• [EXCERPT TO READ]
'''
In Case You Missed It: A Weekly Summary of Top Content from NASA's Marshall Space Flight Center

Week of June 6-10


 

Subscale Booster Motor for Future Artemis Missions Fires Up at Marshall

Engineers successfully fired a 2-foot-diameter, subscale solid rocket booster June 1 at NASA’s Marshall Space Flight Center in Huntsville, Alabama. The test produced 92,000 pounds of thrust and was done as part of the booster obsolescence and life extension program, providing an upgraded booster design for the evolved configuration of the Space Launch System (SLS) rocket for Artemis IX and beyond.  


 

Colossal Collisions Linked to Solar System Science

A new study shows a deep connection between some of the largest, most energetic events in the universe and much smaller, weaker ones powered by the Sun. The results come from a long observation with NASA's Chandra X-ray Observatory of Abell 2146, a pair of colliding galaxy clusters located about 2.8 billion light-years from Earth.
'''
Document understanding data
'''
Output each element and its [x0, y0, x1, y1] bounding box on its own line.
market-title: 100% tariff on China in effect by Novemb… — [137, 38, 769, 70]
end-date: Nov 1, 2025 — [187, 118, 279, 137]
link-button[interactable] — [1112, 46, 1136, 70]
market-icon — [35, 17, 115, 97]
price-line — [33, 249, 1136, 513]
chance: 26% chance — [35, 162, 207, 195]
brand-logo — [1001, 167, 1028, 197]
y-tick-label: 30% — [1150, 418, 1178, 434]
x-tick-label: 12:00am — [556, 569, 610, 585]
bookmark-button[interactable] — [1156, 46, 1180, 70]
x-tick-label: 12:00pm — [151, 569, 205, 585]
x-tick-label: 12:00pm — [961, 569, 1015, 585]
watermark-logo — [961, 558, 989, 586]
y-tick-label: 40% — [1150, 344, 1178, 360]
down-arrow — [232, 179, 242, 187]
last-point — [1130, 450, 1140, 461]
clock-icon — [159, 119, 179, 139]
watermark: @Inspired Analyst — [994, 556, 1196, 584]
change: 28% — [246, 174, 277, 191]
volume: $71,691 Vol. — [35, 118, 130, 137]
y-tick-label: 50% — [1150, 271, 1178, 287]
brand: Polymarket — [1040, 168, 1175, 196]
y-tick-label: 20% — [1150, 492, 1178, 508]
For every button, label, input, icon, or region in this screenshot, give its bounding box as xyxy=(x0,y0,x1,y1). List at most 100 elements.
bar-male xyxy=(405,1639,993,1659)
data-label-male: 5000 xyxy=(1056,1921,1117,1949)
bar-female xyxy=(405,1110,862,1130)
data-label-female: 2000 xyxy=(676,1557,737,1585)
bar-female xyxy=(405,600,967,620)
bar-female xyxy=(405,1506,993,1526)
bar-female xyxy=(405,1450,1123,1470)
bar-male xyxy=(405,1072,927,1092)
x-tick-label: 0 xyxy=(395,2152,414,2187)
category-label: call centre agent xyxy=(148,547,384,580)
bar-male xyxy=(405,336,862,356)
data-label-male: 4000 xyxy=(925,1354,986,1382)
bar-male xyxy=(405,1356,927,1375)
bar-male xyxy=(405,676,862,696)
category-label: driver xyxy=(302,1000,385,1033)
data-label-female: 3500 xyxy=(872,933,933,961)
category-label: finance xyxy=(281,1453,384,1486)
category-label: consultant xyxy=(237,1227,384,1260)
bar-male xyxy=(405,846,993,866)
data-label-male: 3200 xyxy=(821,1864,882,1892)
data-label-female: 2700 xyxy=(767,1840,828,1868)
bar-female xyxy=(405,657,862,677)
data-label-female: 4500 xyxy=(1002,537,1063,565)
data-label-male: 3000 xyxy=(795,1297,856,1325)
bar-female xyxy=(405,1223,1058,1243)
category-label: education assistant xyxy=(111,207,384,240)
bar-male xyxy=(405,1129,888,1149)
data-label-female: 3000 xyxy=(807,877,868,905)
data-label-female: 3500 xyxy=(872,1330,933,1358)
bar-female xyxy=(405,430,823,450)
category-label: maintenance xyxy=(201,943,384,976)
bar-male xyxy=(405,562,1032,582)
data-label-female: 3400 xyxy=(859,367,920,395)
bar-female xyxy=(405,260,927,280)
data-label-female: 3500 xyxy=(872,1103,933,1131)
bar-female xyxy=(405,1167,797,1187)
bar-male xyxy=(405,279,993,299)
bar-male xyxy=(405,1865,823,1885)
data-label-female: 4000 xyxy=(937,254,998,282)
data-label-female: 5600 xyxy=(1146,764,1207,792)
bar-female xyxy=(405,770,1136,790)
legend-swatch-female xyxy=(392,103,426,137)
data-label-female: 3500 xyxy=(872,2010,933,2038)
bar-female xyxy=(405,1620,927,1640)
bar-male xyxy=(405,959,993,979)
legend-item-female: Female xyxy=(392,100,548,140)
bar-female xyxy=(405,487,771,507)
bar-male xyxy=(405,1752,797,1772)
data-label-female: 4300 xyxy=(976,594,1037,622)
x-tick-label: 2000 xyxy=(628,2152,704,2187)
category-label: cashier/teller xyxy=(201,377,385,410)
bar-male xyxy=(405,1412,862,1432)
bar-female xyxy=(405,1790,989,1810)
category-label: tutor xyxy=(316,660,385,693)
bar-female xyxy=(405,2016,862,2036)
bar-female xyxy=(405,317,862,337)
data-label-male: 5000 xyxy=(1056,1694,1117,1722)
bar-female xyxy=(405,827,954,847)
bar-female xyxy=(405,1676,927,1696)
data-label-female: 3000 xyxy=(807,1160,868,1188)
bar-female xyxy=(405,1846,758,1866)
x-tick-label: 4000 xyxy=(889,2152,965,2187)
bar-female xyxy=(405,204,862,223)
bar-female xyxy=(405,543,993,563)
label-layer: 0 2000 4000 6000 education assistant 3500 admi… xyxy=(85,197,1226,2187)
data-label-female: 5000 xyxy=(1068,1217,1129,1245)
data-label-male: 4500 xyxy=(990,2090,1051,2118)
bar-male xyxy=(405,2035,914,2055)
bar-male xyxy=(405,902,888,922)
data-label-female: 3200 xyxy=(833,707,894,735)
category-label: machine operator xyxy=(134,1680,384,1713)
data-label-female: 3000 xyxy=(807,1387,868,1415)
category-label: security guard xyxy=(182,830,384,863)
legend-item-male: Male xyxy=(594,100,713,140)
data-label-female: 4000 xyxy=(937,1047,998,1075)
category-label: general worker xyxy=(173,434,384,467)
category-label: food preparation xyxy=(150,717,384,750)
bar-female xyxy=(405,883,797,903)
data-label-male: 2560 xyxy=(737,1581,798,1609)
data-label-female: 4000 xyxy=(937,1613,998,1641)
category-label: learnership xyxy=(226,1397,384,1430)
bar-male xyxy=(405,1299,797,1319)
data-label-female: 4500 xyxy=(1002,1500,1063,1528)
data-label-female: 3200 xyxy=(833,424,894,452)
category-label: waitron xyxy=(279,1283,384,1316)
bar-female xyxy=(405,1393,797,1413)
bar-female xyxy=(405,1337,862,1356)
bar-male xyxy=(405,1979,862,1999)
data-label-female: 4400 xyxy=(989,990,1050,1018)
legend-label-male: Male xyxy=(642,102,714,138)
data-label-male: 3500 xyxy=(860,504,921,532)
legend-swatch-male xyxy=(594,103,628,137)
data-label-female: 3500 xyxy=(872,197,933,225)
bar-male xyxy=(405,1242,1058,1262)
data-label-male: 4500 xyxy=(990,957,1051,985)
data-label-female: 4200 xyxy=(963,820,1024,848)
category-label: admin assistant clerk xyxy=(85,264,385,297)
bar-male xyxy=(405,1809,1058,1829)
'''
• [ASSIGNMENT 1] In the Marshall weekly summary, how much thrust did the subscale solid rocket booster test produce?
• [ASSIGNMENT 2] Using the Marshall weekly summary, explain why engineers fired the subscale solid rocket booster on June 1.
• [ASSIGNMENT 3] Continue the Marshall weekly summary after its last sentence.

• [RESPONSE 1] The test produced 92,000 pounds of thrust.

• [RESPONSE 2] The test was part of the booster obsolescence and life extension program. That program is providing an upgraded booster design for the evolved configuration of the Space Launch System rocket for Artemis IX and beyond.

• [RESPONSE 3]
 

NASA Supplier Completes Manufacturing Artemis III SLS Booster Motors

The 10 Space Launch System (SLS) rocket motor segments that will help launch the Artemis III crew on their mission to land on the Moon are complete. Teams finished manufacturing the segments for the mission on May 18. Each of the twin solid rocket boosters is made up of five motor segments that will be stacked with the rest of the booster parts before flight.  


 

Marshall Team Delivers Tiny, Powerful ‘Lunar Flashlight’ Propulsion System

Engineers at NASA’s Marshall Space Flight Center in Huntsville, Alabama, have built some of the largest rocket engines ever to light up the icy reaches of space. Now Marshall and its commercial partners have delivered one of the smallest propulsion systems in its history, designed to help propel an upcoming NASA mission to shed new light on the Moon’s South Pole – in search of a much more useful type of ice.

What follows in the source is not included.